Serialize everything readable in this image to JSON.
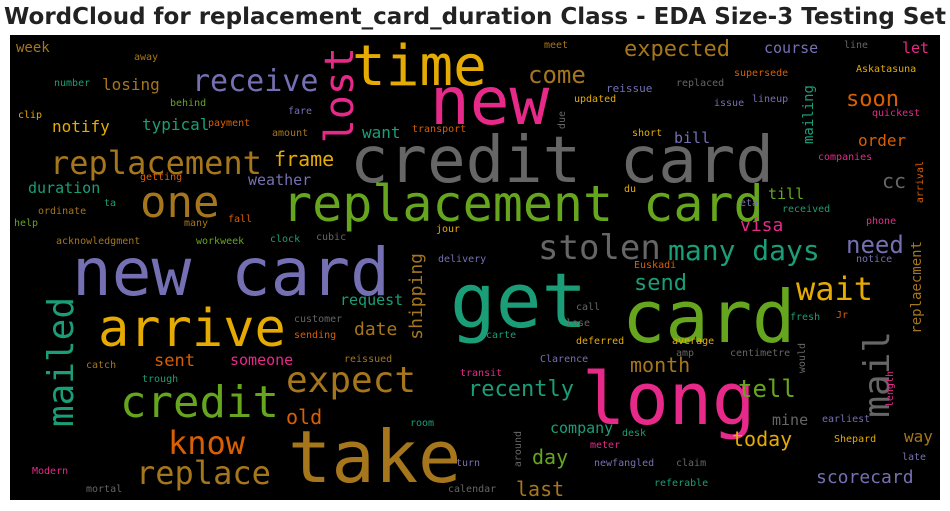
{
  "title": "WordCloud for replacement_card_duration Class - EDA Size-3 Testing Set",
  "palette": {
    "background": "#000000",
    "pink": "#e7298a",
    "orange": "#e6ab02",
    "brown": "#a6761d",
    "gray": "#666666",
    "purple": "#7570b3",
    "green": "#66a61e",
    "teal": "#1b9e77",
    "red": "#d95f02"
  },
  "words": [
    {
      "text": "credit card",
      "color": "#666666"
    },
    {
      "text": "new card",
      "color": "#7570b3"
    },
    {
      "text": "card",
      "color": "#66a61e"
    },
    {
      "text": "get",
      "color": "#1b9e77"
    },
    {
      "text": "take",
      "color": "#a6761d"
    },
    {
      "text": "long",
      "color": "#e7298a"
    },
    {
      "text": "new",
      "color": "#e7298a"
    },
    {
      "text": "replacement card",
      "color": "#66a61e"
    },
    {
      "text": "time",
      "color": "#e6ab02"
    },
    {
      "text": "arrive",
      "color": "#e6ab02"
    },
    {
      "text": "lost",
      "color": "#e7298a"
    },
    {
      "text": "credit",
      "color": "#66a61e"
    },
    {
      "text": "expect",
      "color": "#a6761d"
    },
    {
      "text": "one",
      "color": "#a6761d"
    },
    {
      "text": "stolen",
      "color": "#666666"
    },
    {
      "text": "replacement",
      "color": "#a6761d"
    },
    {
      "text": "replace",
      "color": "#a6761d"
    },
    {
      "text": "mailed",
      "color": "#1b9e77"
    },
    {
      "text": "know",
      "color": "#d95f02"
    },
    {
      "text": "receive",
      "color": "#7570b3"
    },
    {
      "text": "many days",
      "color": "#1b9e77"
    },
    {
      "text": "wait",
      "color": "#e6ab02"
    },
    {
      "text": "mail",
      "color": "#666666"
    },
    {
      "text": "come",
      "color": "#a6761d"
    },
    {
      "text": "expected",
      "color": "#a6761d"
    },
    {
      "text": "soon",
      "color": "#d95f02"
    },
    {
      "text": "need",
      "color": "#7570b3"
    },
    {
      "text": "recently",
      "color": "#1b9e77"
    },
    {
      "text": "tell",
      "color": "#66a61e"
    },
    {
      "text": "month",
      "color": "#a6761d"
    },
    {
      "text": "send",
      "color": "#1b9e77"
    },
    {
      "text": "frame",
      "color": "#e6ab02"
    },
    {
      "text": "scorecard",
      "color": "#7570b3"
    },
    {
      "text": "today",
      "color": "#e6ab02"
    },
    {
      "text": "last",
      "color": "#a6761d"
    },
    {
      "text": "day",
      "color": "#66a61e"
    },
    {
      "text": "shipping",
      "color": "#a6761d"
    },
    {
      "text": "old",
      "color": "#d95f02"
    },
    {
      "text": "visa",
      "color": "#e7298a"
    },
    {
      "text": "cc",
      "color": "#666666"
    },
    {
      "text": "losing",
      "color": "#a6761d"
    },
    {
      "text": "notify",
      "color": "#e6ab02"
    },
    {
      "text": "typical",
      "color": "#1b9e77"
    },
    {
      "text": "duration",
      "color": "#1b9e77"
    },
    {
      "text": "weather",
      "color": "#7570b3"
    },
    {
      "text": "date",
      "color": "#a6761d"
    },
    {
      "text": "sent",
      "color": "#d95f02"
    },
    {
      "text": "someone",
      "color": "#e7298a"
    },
    {
      "text": "request",
      "color": "#1b9e77"
    },
    {
      "text": "want",
      "color": "#1b9e77"
    },
    {
      "text": "course",
      "color": "#7570b3"
    },
    {
      "text": "let",
      "color": "#e7298a"
    },
    {
      "text": "order",
      "color": "#d95f02"
    },
    {
      "text": "bill",
      "color": "#7570b3"
    },
    {
      "text": "till",
      "color": "#66a61e"
    },
    {
      "text": "mine",
      "color": "#666666"
    },
    {
      "text": "way",
      "color": "#a6761d"
    },
    {
      "text": "company",
      "color": "#1b9e77"
    },
    {
      "text": "week",
      "color": "#a6761d"
    },
    {
      "text": "mailing",
      "color": "#1b9e77"
    },
    {
      "text": "replaecment",
      "color": "#a6761d"
    },
    {
      "text": "away",
      "color": "#a6761d"
    },
    {
      "text": "meet",
      "color": "#a6761d"
    },
    {
      "text": "line",
      "color": "#666666"
    },
    {
      "text": "Askatasuna",
      "color": "#e6ab02"
    },
    {
      "text": "number",
      "color": "#1b9e77"
    },
    {
      "text": "reissue",
      "color": "#7570b3"
    },
    {
      "text": "replaced",
      "color": "#666666"
    },
    {
      "text": "supersede",
      "color": "#d95f02"
    },
    {
      "text": "behind",
      "color": "#66a61e"
    },
    {
      "text": "updated",
      "color": "#e6ab02"
    },
    {
      "text": "lineup",
      "color": "#7570b3"
    },
    {
      "text": "issue",
      "color": "#7570b3"
    },
    {
      "text": "quickest",
      "color": "#e7298a"
    },
    {
      "text": "clip",
      "color": "#e6ab02"
    },
    {
      "text": "fare",
      "color": "#7570b3"
    },
    {
      "text": "payment",
      "color": "#d95f02"
    },
    {
      "text": "amount",
      "color": "#a6761d"
    },
    {
      "text": "transport",
      "color": "#d95f02"
    },
    {
      "text": "due",
      "color": "#666666"
    },
    {
      "text": "short",
      "color": "#e6ab02"
    },
    {
      "text": "companies",
      "color": "#e7298a"
    },
    {
      "text": "getting",
      "color": "#d95f02"
    },
    {
      "text": "arrival",
      "color": "#d95f02"
    },
    {
      "text": "du",
      "color": "#e6ab02"
    },
    {
      "text": "eta",
      "color": "#7570b3"
    },
    {
      "text": "ta",
      "color": "#1b9e77"
    },
    {
      "text": "ordinate",
      "color": "#a6761d"
    },
    {
      "text": "many",
      "color": "#a6761d"
    },
    {
      "text": "fall",
      "color": "#d95f02"
    },
    {
      "text": "received",
      "color": "#1b9e77"
    },
    {
      "text": "help",
      "color": "#66a61e"
    },
    {
      "text": "phone",
      "color": "#e7298a"
    },
    {
      "text": "jour",
      "color": "#e6ab02"
    },
    {
      "text": "acknowledgment",
      "color": "#a6761d"
    },
    {
      "text": "workweek",
      "color": "#66a61e"
    },
    {
      "text": "clock",
      "color": "#1b9e77"
    },
    {
      "text": "cubic",
      "color": "#666666"
    },
    {
      "text": "delivery",
      "color": "#7570b3"
    },
    {
      "text": "notice",
      "color": "#7570b3"
    },
    {
      "text": "Euskadi",
      "color": "#d95f02"
    },
    {
      "text": "call",
      "color": "#666666"
    },
    {
      "text": "fresh",
      "color": "#1b9e77"
    },
    {
      "text": "Jr",
      "color": "#d95f02"
    },
    {
      "text": "lose",
      "color": "#666666"
    },
    {
      "text": "customer",
      "color": "#666666"
    },
    {
      "text": "sending",
      "color": "#d95f02"
    },
    {
      "text": "carte",
      "color": "#1b9e77"
    },
    {
      "text": "deferred",
      "color": "#e6ab02"
    },
    {
      "text": "average",
      "color": "#e6ab02"
    },
    {
      "text": "centimetre",
      "color": "#666666"
    },
    {
      "text": "amp",
      "color": "#666666"
    },
    {
      "text": "catch",
      "color": "#a6761d"
    },
    {
      "text": "reissued",
      "color": "#a6761d"
    },
    {
      "text": "Clarence",
      "color": "#7570b3"
    },
    {
      "text": "trough",
      "color": "#1b9e77"
    },
    {
      "text": "transit",
      "color": "#e7298a"
    },
    {
      "text": "would",
      "color": "#666666"
    },
    {
      "text": "earliest",
      "color": "#7570b3"
    },
    {
      "text": "length",
      "color": "#e7298a"
    },
    {
      "text": "room",
      "color": "#1b9e77"
    },
    {
      "text": "around",
      "color": "#666666"
    },
    {
      "text": "desk",
      "color": "#1b9e77"
    },
    {
      "text": "Shepard",
      "color": "#e6ab02"
    },
    {
      "text": "meter",
      "color": "#e7298a"
    },
    {
      "text": "late",
      "color": "#7570b3"
    },
    {
      "text": "Modern",
      "color": "#e7298a"
    },
    {
      "text": "turn",
      "color": "#7570b3"
    },
    {
      "text": "newfangled",
      "color": "#7570b3"
    },
    {
      "text": "claim",
      "color": "#666666"
    },
    {
      "text": "mortal",
      "color": "#666666"
    },
    {
      "text": "calendar",
      "color": "#666666"
    },
    {
      "text": "referable",
      "color": "#1b9e77"
    }
  ]
}
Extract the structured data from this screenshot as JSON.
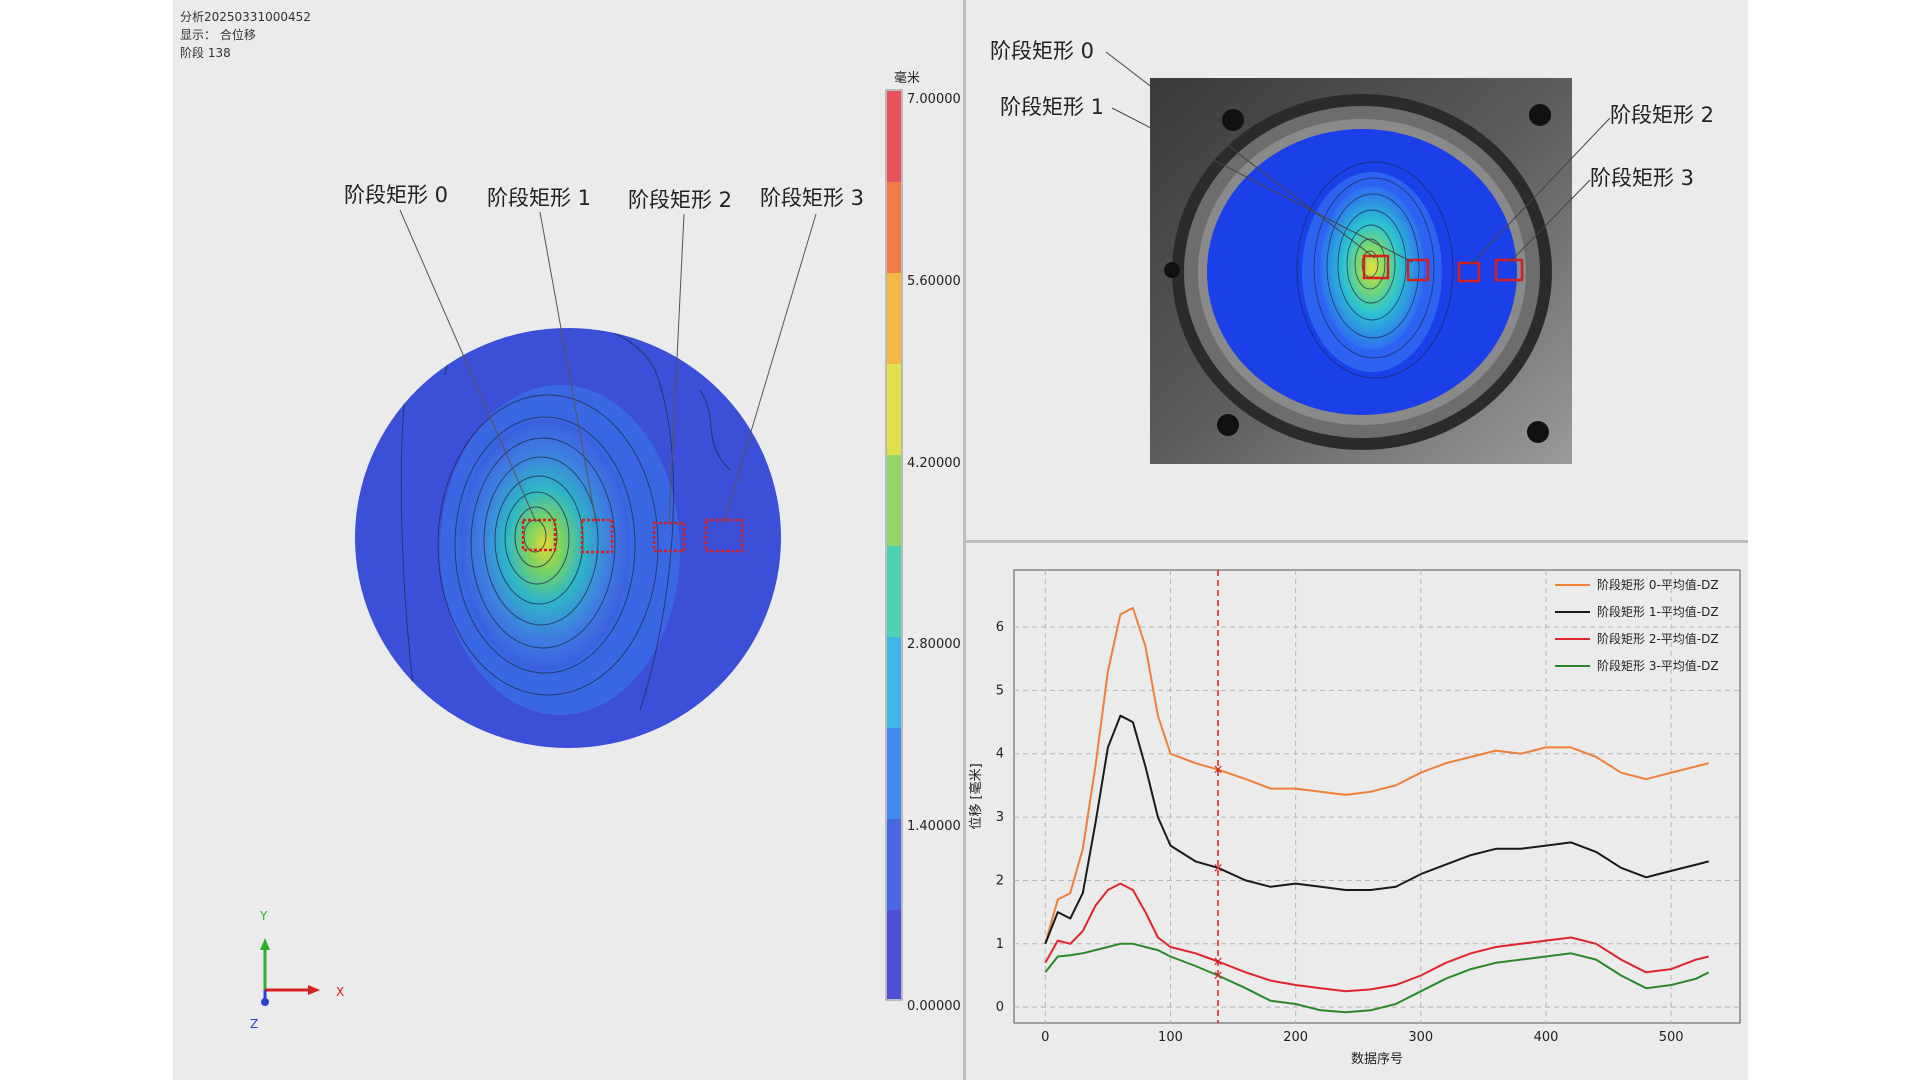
{
  "info": {
    "analysis_id": "分析20250331000452",
    "display": "显示： 合位移",
    "stage": "阶段 138"
  },
  "rect_labels": [
    "阶段矩形 0",
    "阶段矩形 1",
    "阶段矩形 2",
    "阶段矩形 3"
  ],
  "colorbar": {
    "unit": "毫米",
    "ticks": [
      "7.00000",
      "5.60000",
      "4.20000",
      "2.80000",
      "1.40000",
      "0.00000"
    ]
  },
  "axes_triad": {
    "y": "Y",
    "x": "X",
    "z": "Z"
  },
  "colors": {
    "panel_bg": "#ebebeb",
    "rect_red": "#d42020",
    "series_orange": "#f07f3c",
    "series_black": "#1a1a1a",
    "series_red": "#e0242b",
    "series_green": "#2a8a2a",
    "cursor_red": "#d42020"
  },
  "chart_data": {
    "type": "line",
    "xlabel": "数据序号",
    "ylabel": "位移 [毫米]",
    "xlim": [
      -25,
      555
    ],
    "ylim": [
      -0.25,
      6.9
    ],
    "xticks": [
      0,
      100,
      200,
      300,
      400,
      500
    ],
    "yticks": [
      0,
      1,
      2,
      3,
      4,
      5,
      6
    ],
    "grid": true,
    "legend_position": "top-right",
    "cursor_x": 138,
    "x": [
      0,
      10,
      20,
      30,
      40,
      50,
      60,
      70,
      80,
      90,
      100,
      120,
      138,
      160,
      180,
      200,
      220,
      240,
      260,
      280,
      300,
      320,
      340,
      360,
      380,
      400,
      420,
      440,
      460,
      480,
      500,
      520,
      530
    ],
    "series": [
      {
        "name": "阶段矩形 0-平均值-DZ",
        "values": [
          1.0,
          1.7,
          1.8,
          2.5,
          3.8,
          5.3,
          6.2,
          6.3,
          5.7,
          4.6,
          4.0,
          3.85,
          3.75,
          3.6,
          3.45,
          3.45,
          3.4,
          3.35,
          3.4,
          3.5,
          3.7,
          3.85,
          3.95,
          4.05,
          4.0,
          4.1,
          4.1,
          3.95,
          3.7,
          3.6,
          3.7,
          3.8,
          3.85
        ]
      },
      {
        "name": "阶段矩形 1-平均值-DZ",
        "values": [
          1.0,
          1.5,
          1.4,
          1.8,
          2.9,
          4.1,
          4.6,
          4.5,
          3.8,
          3.0,
          2.55,
          2.3,
          2.2,
          2.0,
          1.9,
          1.95,
          1.9,
          1.85,
          1.85,
          1.9,
          2.1,
          2.25,
          2.4,
          2.5,
          2.5,
          2.55,
          2.6,
          2.45,
          2.2,
          2.05,
          2.15,
          2.25,
          2.3
        ]
      },
      {
        "name": "阶段矩形 2-平均值-DZ",
        "values": [
          0.7,
          1.05,
          1.0,
          1.2,
          1.6,
          1.85,
          1.95,
          1.85,
          1.5,
          1.1,
          0.95,
          0.85,
          0.72,
          0.55,
          0.42,
          0.35,
          0.3,
          0.25,
          0.28,
          0.35,
          0.5,
          0.7,
          0.85,
          0.95,
          1.0,
          1.05,
          1.1,
          1.0,
          0.75,
          0.55,
          0.6,
          0.75,
          0.8
        ]
      },
      {
        "name": "阶段矩形 3-平均值-DZ",
        "values": [
          0.55,
          0.8,
          0.82,
          0.85,
          0.9,
          0.95,
          1.0,
          1.0,
          0.95,
          0.9,
          0.8,
          0.65,
          0.5,
          0.3,
          0.1,
          0.05,
          -0.05,
          -0.08,
          -0.05,
          0.05,
          0.25,
          0.45,
          0.6,
          0.7,
          0.75,
          0.8,
          0.85,
          0.75,
          0.5,
          0.3,
          0.35,
          0.45,
          0.55
        ]
      }
    ]
  }
}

*What needs to be done*. Your task is to list each line of the records with the word "阶段矩形".

*Task output*.
    "阶段矩形 0",
    "阶段矩形 1",
    "阶段矩形 2",
    "阶段矩形 3"
        "name": "阶段矩形 0-平均值-DZ",
        "name": "阶段矩形 1-平均值-DZ",
        "name": "阶段矩形 2-平均值-DZ",
        "name": "阶段矩形 3-平均值-DZ",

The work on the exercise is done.